* BEGIN *
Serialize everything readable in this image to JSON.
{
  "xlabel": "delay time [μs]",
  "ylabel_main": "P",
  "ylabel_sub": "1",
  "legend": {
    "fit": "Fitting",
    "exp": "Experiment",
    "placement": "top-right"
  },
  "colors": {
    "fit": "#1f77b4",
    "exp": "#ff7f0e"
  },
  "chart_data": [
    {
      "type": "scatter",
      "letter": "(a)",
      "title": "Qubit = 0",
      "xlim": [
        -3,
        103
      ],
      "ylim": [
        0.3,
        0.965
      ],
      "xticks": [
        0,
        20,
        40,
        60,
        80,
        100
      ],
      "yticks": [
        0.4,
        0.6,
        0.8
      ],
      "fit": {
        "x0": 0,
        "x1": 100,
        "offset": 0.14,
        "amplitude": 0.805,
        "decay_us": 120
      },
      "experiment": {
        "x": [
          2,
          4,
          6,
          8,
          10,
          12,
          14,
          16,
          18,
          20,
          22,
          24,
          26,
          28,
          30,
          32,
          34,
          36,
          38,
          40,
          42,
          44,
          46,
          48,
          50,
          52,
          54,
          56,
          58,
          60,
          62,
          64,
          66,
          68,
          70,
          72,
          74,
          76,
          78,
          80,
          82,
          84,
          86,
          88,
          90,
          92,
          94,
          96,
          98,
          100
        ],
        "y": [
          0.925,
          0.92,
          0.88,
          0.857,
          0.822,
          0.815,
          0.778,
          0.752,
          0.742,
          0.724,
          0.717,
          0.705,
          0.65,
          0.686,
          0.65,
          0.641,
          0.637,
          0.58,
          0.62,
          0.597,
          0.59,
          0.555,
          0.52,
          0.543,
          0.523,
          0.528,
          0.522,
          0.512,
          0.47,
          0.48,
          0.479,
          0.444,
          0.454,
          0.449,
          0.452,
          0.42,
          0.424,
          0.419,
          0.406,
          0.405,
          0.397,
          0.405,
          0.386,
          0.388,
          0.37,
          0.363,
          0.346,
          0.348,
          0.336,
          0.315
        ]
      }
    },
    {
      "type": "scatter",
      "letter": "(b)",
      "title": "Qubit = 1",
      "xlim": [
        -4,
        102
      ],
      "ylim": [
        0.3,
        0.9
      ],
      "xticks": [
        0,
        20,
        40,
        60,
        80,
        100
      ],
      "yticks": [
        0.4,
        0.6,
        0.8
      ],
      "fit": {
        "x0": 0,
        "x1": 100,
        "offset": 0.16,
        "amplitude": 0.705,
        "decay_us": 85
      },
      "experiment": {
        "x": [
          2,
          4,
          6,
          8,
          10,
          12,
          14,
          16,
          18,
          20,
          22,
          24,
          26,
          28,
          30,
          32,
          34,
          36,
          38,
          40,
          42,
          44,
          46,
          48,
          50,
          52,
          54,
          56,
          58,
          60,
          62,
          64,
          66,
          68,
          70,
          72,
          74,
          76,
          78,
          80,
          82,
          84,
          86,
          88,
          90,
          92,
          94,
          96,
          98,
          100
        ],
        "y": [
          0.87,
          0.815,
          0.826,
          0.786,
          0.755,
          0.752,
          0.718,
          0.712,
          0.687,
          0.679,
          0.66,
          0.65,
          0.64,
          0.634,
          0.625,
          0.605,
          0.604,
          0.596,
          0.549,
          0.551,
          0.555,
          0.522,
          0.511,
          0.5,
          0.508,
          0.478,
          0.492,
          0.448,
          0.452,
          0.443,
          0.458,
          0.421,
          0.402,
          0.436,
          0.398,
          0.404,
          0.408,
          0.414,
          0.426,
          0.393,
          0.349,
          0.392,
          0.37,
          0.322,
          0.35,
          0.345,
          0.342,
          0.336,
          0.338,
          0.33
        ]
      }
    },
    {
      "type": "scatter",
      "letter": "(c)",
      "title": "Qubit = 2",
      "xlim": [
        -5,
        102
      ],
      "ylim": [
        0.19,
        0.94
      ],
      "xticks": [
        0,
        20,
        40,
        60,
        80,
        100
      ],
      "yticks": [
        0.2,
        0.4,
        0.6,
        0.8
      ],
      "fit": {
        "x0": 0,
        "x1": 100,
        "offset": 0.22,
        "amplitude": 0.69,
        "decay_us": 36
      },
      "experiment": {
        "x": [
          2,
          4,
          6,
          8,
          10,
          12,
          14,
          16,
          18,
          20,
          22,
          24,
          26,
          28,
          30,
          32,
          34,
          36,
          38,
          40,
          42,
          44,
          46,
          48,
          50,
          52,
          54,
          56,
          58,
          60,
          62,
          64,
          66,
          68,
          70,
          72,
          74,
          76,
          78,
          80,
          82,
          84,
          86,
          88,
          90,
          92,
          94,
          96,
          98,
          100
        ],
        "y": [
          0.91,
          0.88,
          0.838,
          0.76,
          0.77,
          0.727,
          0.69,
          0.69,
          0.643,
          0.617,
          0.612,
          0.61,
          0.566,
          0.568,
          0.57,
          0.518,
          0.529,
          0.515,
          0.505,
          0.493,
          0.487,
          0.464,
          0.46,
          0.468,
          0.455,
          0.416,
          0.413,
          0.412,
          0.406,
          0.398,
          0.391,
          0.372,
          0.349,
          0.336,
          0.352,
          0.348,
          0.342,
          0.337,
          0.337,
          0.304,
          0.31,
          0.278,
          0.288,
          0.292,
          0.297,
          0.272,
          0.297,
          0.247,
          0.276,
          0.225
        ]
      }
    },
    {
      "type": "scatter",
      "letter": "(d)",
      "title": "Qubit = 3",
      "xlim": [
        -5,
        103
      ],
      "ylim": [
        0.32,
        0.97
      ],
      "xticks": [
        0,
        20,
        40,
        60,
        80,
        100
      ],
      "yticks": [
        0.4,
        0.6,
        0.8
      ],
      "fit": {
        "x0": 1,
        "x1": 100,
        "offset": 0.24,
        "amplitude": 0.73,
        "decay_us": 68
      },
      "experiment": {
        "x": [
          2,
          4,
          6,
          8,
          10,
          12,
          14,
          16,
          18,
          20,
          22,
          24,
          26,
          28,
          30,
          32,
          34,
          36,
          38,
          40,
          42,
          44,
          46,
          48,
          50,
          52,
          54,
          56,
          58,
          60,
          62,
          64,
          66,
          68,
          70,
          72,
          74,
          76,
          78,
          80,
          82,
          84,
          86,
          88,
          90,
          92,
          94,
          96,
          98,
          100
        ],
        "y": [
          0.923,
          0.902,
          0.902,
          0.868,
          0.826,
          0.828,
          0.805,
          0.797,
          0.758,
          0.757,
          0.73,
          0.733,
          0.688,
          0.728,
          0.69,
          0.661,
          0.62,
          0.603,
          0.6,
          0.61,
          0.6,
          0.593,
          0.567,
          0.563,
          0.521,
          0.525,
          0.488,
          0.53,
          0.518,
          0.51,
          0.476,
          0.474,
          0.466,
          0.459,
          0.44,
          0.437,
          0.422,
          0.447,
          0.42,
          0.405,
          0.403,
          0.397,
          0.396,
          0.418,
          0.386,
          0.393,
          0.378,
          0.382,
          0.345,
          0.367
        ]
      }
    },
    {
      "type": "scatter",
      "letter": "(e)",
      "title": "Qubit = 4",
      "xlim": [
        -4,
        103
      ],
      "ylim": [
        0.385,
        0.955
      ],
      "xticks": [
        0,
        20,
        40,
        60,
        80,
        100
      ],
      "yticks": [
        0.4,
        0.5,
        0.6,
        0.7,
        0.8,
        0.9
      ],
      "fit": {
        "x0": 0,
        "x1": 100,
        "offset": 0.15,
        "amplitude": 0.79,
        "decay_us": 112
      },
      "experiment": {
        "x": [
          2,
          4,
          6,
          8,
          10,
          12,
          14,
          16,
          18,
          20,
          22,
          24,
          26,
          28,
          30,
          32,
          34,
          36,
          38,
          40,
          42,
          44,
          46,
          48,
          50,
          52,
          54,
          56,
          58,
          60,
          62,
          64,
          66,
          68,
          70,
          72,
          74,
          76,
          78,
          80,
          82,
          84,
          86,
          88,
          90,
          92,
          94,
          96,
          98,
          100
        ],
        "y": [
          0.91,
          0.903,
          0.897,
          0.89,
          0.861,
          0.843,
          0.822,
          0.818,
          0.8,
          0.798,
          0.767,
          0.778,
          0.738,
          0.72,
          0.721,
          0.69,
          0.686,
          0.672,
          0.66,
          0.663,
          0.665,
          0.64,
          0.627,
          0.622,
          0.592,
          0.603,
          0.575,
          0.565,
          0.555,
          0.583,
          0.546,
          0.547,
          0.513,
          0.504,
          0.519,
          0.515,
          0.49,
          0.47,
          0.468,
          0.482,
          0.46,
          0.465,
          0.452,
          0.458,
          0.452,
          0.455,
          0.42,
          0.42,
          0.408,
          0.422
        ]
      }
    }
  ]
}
* END *
### Task goal
In the entries above, find each line with the word "amplitude" and show it.

### Output for this task
        "amplitude": 0.805,
        "amplitude": 0.705,
        "amplitude": 0.69,
        "amplitude": 0.73,
        "amplitude": 0.79,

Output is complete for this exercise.